▸ **Document section**
☆ ☆ ☆ ☆ ☆ ☆ ☆
Closed GoogleCodeExporter closed 8 years ago

GoogleCodeExporter commented 8 years ago
grit should follow the same convention as gyp,
which is that iOS and Mac are different.

https://code.google.com/searchframe#OAMlx_jo-ck/src/tools/grit/grit/node/base.py
&exact_package=chromium&q=is_macosx&l=467

The specific case is for messages that are iOS only.
Current workaround is to test for pp_ifdef('ios').

Original discussion:
https://codereview.chromium.org/11966004/

Original issue reported on code.google.com by bul...@chromium.org on 18 Jan 2013 at 1:31

GoogleCodeExporter commented 8 years ago
Specifically, the problem is that sys.platform is reading the host, and iOS 
builds don't have the host == target property that the desktop builds do.

Original comment by stuartmorgan@chromium.org on 18 Jan 2013 at 2:01

GoogleCodeExporter commented 8 years ago
I have no objection to this behavior being changed, assuming it affects only 
builds targeting iOS.  I'm happy to look at patches that fix this bug.

For completeness of information in the bug, where should the target OS property 
come from?  A command-line option, an environment variable, or what?

Original comment by joi@chromium.org on 21 Jan 2013 at 10:37

GoogleCodeExporter commented 8 years ago
We already pass "-D ios" to grit, so using that seems like the easiest option.

Original comment by stuartmorgan@chromium.org on 21 Jan 2013 at 10:57

GoogleCodeExporter commented 8 years ago
I'm not sure I think it's a good idea to use "-D ios" as the basis of a generic 
solution.  It seems that we either:

a) Do something for iOS only, in which case there doesn't seem to be a need to 
make any change (you are already passing "-D ios" and checking that in your 
<if> conditions); or

b) Do something generic for all platforms, in which case we should have, in 
addition to the current is_linux, is_win etc. variables available in the <if> 
statement, something like target_is_linux, target_is_win, etc. and have some 
generic flag (not a -D flag, and not one flag per platform, but rather 
something like --target=xyz) that sets the target platform for GRIT.

WDYT?
☆ ☆ ☆ ☆ ☆ ☆ ☆
▸ **Data provided**
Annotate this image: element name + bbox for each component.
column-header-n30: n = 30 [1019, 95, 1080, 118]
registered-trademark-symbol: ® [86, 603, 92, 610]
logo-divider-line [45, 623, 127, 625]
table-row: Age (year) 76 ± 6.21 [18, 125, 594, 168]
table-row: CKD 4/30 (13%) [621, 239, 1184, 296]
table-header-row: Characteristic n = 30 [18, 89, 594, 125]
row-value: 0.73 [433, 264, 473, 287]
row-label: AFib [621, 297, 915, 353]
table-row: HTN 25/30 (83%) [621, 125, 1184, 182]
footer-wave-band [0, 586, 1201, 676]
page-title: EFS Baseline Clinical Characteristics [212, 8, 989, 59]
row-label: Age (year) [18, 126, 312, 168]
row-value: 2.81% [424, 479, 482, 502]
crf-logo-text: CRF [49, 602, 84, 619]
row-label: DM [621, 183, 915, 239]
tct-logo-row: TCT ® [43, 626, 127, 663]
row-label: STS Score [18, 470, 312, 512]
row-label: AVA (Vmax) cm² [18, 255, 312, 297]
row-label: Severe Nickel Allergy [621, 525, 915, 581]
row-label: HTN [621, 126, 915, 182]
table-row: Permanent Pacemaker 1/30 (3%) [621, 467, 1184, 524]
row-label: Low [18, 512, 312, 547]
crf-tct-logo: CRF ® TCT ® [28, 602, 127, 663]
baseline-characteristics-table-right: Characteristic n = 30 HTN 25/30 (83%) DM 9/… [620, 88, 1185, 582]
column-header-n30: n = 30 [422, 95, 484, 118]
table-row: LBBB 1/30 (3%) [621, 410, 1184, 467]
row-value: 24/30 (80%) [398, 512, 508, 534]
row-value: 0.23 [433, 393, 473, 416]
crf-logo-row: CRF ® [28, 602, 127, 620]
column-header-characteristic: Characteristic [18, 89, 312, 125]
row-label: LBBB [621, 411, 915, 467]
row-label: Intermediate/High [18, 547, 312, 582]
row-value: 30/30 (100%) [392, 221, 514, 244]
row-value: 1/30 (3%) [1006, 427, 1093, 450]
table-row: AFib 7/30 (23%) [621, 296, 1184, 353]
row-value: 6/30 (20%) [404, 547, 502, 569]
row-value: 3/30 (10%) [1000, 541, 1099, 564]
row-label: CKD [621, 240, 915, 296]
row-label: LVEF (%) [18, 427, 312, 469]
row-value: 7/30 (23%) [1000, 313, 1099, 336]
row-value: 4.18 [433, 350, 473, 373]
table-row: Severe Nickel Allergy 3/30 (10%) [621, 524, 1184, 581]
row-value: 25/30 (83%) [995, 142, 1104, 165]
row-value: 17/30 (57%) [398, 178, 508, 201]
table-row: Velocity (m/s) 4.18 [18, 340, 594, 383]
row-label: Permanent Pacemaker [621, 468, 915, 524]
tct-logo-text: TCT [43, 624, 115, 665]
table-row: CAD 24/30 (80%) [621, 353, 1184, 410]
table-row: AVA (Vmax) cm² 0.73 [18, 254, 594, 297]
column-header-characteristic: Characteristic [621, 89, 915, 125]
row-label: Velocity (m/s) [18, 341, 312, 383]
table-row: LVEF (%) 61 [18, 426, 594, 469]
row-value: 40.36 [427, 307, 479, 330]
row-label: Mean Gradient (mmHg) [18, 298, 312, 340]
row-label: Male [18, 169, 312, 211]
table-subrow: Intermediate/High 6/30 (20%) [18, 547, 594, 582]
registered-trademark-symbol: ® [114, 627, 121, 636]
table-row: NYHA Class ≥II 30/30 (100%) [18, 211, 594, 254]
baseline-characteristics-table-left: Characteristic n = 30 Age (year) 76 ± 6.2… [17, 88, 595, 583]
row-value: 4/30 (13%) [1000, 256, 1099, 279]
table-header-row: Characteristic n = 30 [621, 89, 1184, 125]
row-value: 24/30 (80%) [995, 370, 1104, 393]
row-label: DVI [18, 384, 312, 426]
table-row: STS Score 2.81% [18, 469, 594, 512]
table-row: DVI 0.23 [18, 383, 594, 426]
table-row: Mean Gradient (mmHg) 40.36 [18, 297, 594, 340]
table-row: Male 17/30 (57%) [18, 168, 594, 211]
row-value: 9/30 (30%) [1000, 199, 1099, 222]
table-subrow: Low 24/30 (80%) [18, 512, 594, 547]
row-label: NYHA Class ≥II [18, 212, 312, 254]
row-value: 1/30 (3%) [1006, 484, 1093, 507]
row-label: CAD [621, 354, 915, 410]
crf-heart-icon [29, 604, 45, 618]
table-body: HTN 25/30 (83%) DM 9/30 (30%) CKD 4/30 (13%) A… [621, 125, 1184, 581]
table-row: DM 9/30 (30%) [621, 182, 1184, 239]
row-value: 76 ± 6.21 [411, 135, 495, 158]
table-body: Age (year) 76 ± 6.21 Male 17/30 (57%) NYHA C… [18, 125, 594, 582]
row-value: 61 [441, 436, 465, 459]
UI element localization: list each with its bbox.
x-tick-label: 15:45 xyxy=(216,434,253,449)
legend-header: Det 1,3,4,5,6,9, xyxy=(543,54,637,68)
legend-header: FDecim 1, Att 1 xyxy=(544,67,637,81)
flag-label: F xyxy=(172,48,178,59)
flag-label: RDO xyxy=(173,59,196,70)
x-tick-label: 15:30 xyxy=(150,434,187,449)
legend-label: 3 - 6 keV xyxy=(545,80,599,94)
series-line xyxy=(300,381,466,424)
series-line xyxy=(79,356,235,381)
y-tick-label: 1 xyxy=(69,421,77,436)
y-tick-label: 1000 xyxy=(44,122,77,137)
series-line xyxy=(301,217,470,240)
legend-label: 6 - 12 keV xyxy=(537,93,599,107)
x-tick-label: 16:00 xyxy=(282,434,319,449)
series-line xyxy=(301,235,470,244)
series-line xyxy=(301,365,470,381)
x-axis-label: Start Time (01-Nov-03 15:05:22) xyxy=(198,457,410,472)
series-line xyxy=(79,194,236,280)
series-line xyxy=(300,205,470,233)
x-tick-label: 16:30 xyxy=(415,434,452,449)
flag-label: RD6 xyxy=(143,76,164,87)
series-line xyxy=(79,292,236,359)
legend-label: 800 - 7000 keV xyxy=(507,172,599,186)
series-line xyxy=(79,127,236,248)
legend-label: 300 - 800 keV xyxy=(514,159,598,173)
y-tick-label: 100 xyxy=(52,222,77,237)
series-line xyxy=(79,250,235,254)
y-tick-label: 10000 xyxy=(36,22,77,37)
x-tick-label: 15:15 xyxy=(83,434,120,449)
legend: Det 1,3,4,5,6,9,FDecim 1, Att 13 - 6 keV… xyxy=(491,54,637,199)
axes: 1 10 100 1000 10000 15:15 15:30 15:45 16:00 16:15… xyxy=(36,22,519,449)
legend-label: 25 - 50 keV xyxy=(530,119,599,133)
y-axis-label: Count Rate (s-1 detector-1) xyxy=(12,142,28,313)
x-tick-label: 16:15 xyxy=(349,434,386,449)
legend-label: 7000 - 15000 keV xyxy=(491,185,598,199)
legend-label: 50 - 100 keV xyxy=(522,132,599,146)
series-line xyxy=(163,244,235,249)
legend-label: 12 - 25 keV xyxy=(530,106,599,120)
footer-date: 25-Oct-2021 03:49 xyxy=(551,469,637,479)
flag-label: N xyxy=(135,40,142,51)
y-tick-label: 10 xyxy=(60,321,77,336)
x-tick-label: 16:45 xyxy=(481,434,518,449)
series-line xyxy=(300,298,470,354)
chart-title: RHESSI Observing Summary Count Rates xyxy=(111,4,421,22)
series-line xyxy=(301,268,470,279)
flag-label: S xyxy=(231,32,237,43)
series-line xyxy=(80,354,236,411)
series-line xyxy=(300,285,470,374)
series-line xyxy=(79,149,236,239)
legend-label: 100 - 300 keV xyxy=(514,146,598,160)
☆ ☆ ☆ ☆ ☆ ☆ ☆
Rename "patches" to "changes" in the bug thread, and write out everything from "Original comment by stuartmorgan@chromium.org on 18" down to "variable, or what?" with that change. Answer using only the bug thread.

▸ **Result for this exercise**
Original comment by stuartmorgan@chromium.org on 18 Jan 2013 at 2:01

GoogleCodeExporter commented 8 years ago
I have no objection to this behavior being changed, assuming it affects only 
builds targeting iOS.  I'm happy to look at changes that fix this bug.

For completeness of information in the bug, where should the target OS property 
come from?  A command-line option, an environment variable, or what?